WHAT YOU NEED TO DO – From the line with "Read all visible content and emit it as JSON." through the final line, transcribe the material below character for character; include no other lines.

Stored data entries
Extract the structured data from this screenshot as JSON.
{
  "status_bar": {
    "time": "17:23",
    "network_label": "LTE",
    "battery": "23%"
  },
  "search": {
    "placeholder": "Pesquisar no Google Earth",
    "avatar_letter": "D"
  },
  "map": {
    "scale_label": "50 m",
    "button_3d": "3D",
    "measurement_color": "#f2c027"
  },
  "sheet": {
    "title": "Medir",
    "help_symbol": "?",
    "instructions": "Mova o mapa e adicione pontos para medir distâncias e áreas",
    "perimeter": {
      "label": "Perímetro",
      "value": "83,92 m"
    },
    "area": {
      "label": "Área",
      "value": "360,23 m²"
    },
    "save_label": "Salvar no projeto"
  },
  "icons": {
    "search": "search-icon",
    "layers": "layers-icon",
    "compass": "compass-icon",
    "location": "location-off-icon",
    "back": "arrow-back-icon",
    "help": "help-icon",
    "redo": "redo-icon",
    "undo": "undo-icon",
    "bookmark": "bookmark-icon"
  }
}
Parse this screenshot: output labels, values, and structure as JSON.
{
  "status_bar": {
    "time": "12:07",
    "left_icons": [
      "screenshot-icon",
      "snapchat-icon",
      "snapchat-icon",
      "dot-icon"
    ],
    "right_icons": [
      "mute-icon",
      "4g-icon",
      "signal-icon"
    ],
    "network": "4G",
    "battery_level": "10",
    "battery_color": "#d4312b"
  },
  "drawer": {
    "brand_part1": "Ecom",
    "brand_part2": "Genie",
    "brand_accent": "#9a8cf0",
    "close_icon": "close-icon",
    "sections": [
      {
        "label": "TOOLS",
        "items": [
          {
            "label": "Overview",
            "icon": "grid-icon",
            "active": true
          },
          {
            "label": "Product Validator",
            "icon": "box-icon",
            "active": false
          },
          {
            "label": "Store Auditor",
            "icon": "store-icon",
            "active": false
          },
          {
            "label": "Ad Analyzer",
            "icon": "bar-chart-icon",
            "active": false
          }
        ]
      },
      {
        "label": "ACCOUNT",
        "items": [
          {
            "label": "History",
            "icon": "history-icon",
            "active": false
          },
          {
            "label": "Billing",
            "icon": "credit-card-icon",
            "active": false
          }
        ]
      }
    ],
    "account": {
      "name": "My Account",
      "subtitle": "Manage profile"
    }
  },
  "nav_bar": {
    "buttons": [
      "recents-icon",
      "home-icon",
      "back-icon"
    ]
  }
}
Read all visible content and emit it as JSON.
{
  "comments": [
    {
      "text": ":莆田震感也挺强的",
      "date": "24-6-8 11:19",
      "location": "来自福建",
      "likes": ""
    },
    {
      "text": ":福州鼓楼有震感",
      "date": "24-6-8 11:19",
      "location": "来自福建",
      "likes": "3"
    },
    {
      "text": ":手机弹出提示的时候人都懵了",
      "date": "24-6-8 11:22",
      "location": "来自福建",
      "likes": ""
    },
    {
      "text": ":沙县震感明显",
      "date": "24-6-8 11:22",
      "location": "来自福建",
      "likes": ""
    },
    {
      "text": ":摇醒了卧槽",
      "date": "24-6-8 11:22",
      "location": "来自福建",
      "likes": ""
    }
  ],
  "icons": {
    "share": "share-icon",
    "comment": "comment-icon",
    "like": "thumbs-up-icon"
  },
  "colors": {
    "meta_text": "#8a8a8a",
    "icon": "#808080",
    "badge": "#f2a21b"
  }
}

WORKED SOLUTION –
Read all visible content and emit it as JSON.
{
  "comments": [
    {
      "text": ":莆田震感也挺强的",
      "date": "24-6-8 11:19",
      "location": "来自福建",
      "likes": ""
    },
    {
      "text": ":福州鼓楼有震感",
      "date": "24-6-8 11:19",
      "location": "来自福建",
      "likes": "3"
    },
    {
      "text": ":手机弹出提示的时候人都懵了",
      "date": "24-6-8 11:22",
      "location": "来自福建",
      "likes": ""
    },
    {
      "text": ":沙县震感明显",
      "date": "24-6-8 11:22",
      "location": "来自福建",
      "likes": ""
    },
    {
      "text": ":摇醒了卧槽",
      "date": "24-6-8 11:22",
      "location": "来自福建",
      "likes": ""
    }
  ],
  "icons": {
    "share": "share-icon",
    "comment": "comment-icon",
    "like": "thumbs-up-icon"
  },
  "colors": {
    "meta_text": "#8a8a8a",
    "icon": "#808080",
    "badge": "#f2a21b"
  }
}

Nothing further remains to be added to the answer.